▶ [AVAILABLE DATA]:
========

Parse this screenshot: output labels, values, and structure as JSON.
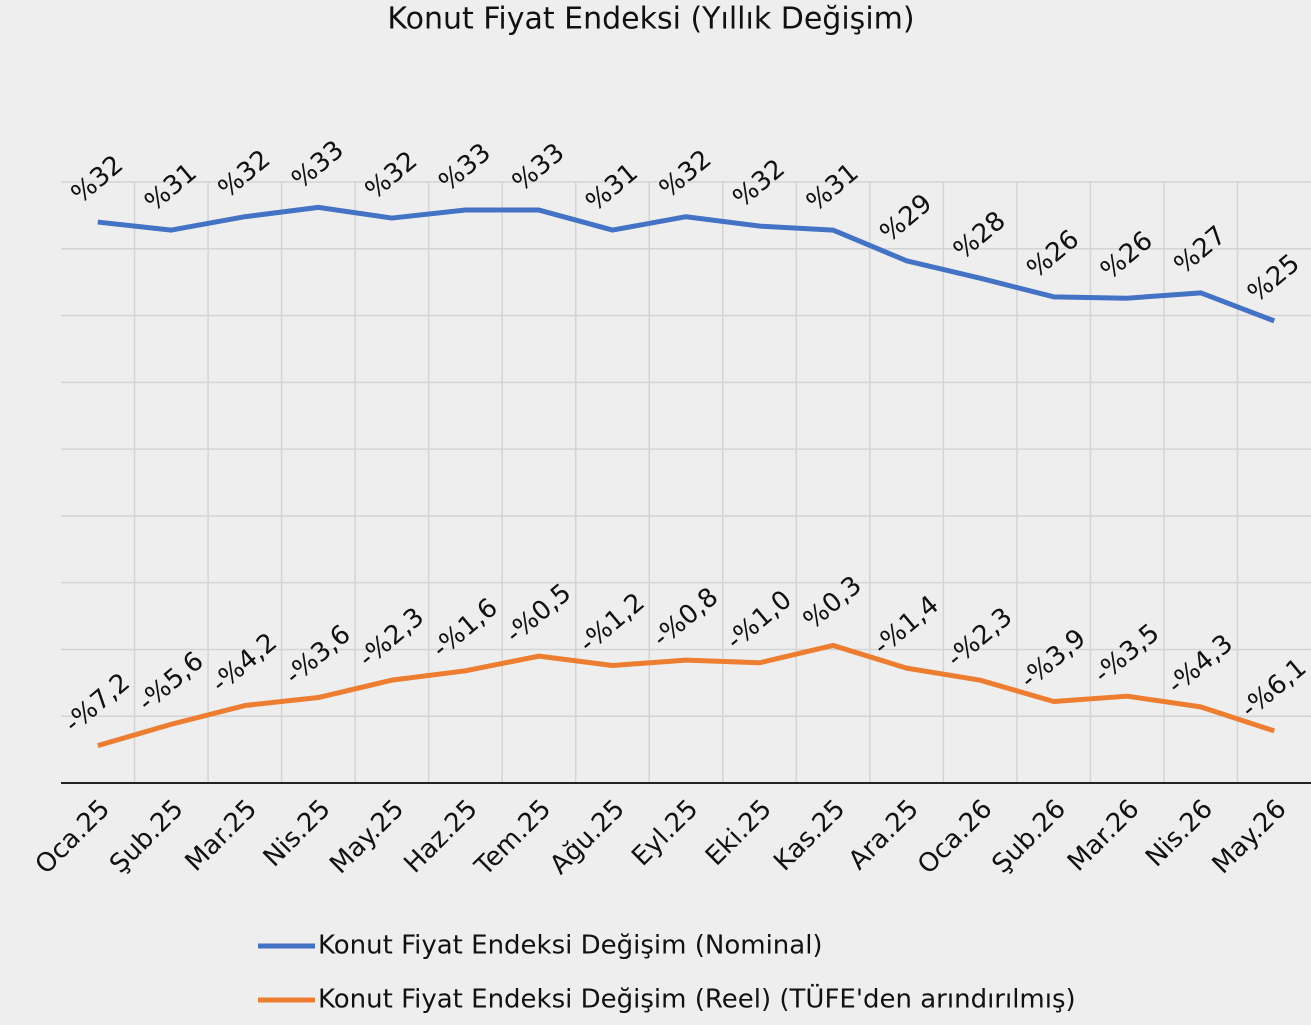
{
  "chart_data": {
    "type": "line",
    "title": "Konut Fiyat Endeksi (Yıllık Değişim)",
    "categories": [
      "Oca.25",
      "Şub.25",
      "Mar.25",
      "Nis.25",
      "May.25",
      "Haz.25",
      "Tem.25",
      "Ağu.25",
      "Eyl.25",
      "Eki.25",
      "Kas.25",
      "Ara.25",
      "Oca.26",
      "Şub.26",
      "Mar.26",
      "Nis.26",
      "May.26"
    ],
    "series": [
      {
        "name": "Konut Fiyat Endeksi Değişim (Nominal)",
        "color": "#4472c4",
        "values": [
          32.0,
          31.4,
          32.4,
          33.1,
          32.3,
          32.9,
          32.9,
          31.4,
          32.4,
          31.7,
          31.4,
          29.1,
          27.8,
          26.4,
          26.3,
          26.7,
          24.6
        ],
        "value_labels": [
          "%32",
          "%31",
          "%32",
          "%33",
          "%32",
          "%33",
          "%33",
          "%31",
          "%32",
          "%32",
          "%31",
          "%29",
          "%28",
          "%26",
          "%26",
          "%27",
          "%25"
        ]
      },
      {
        "name": "Konut Fiyat Endeksi Değişim (Reel) (TÜFE'den arındırılmış)",
        "color": "#ed7d31",
        "values": [
          -7.2,
          -5.6,
          -4.2,
          -3.6,
          -2.3,
          -1.6,
          -0.5,
          -1.2,
          -0.8,
          -1.0,
          0.3,
          -1.4,
          -2.3,
          -3.9,
          -3.5,
          -4.3,
          -6.1
        ],
        "value_labels": [
          "-%7,2",
          "-%5,6",
          "-%4,2",
          "-%3,6",
          "-%2,3",
          "-%1,6",
          "-%0,5",
          "-%1,2",
          "-%0,8",
          "-%1,0",
          "%0,3",
          "-%1,4",
          "-%2,3",
          "-%3,9",
          "-%3,5",
          "-%4,3",
          "-%6,1"
        ]
      }
    ],
    "ylim": [
      -10,
      35
    ],
    "yticks": [
      -10,
      -5,
      0,
      5,
      10,
      15,
      20,
      25,
      30,
      35
    ],
    "grid": true
  }
}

========

▶ [REQUIRED TASK]:
Repeat the data above exactly, but not the pictures.

▶ [RESPONSE FOR THIS EXERCISE]:
Parse this screenshot: output labels, values, and structure as JSON.
{
  "chart_data": {
    "type": "line",
    "title": "Konut Fiyat Endeksi (Yıllık Değişim)",
    "categories": [
      "Oca.25",
      "Şub.25",
      "Mar.25",
      "Nis.25",
      "May.25",
      "Haz.25",
      "Tem.25",
      "Ağu.25",
      "Eyl.25",
      "Eki.25",
      "Kas.25",
      "Ara.25",
      "Oca.26",
      "Şub.26",
      "Mar.26",
      "Nis.26",
      "May.26"
    ],
    "series": [
      {
        "name": "Konut Fiyat Endeksi Değişim (Nominal)",
        "color": "#4472c4",
        "values": [
          32.0,
          31.4,
          32.4,
          33.1,
          32.3,
          32.9,
          32.9,
          31.4,
          32.4,
          31.7,
          31.4,
          29.1,
          27.8,
          26.4,
          26.3,
          26.7,
          24.6
        ],
        "value_labels": [
          "%32",
          "%31",
          "%32",
          "%33",
          "%32",
          "%33",
          "%33",
          "%31",
          "%32",
          "%32",
          "%31",
          "%29",
          "%28",
          "%26",
          "%26",
          "%27",
          "%25"
        ]
      },
      {
        "name": "Konut Fiyat Endeksi Değişim (Reel) (TÜFE'den arındırılmış)",
        "color": "#ed7d31",
        "values": [
          -7.2,
          -5.6,
          -4.2,
          -3.6,
          -2.3,
          -1.6,
          -0.5,
          -1.2,
          -0.8,
          -1.0,
          0.3,
          -1.4,
          -2.3,
          -3.9,
          -3.5,
          -4.3,
          -6.1
        ],
        "value_labels": [
          "-%7,2",
          "-%5,6",
          "-%4,2",
          "-%3,6",
          "-%2,3",
          "-%1,6",
          "-%0,5",
          "-%1,2",
          "-%0,8",
          "-%1,0",
          "%0,3",
          "-%1,4",
          "-%2,3",
          "-%3,9",
          "-%3,5",
          "-%4,3",
          "-%6,1"
        ]
      }
    ],
    "ylim": [
      -10,
      35
    ],
    "yticks": [
      -10,
      -5,
      0,
      5,
      10,
      15,
      20,
      25,
      30,
      35
    ],
    "grid": true
  }
}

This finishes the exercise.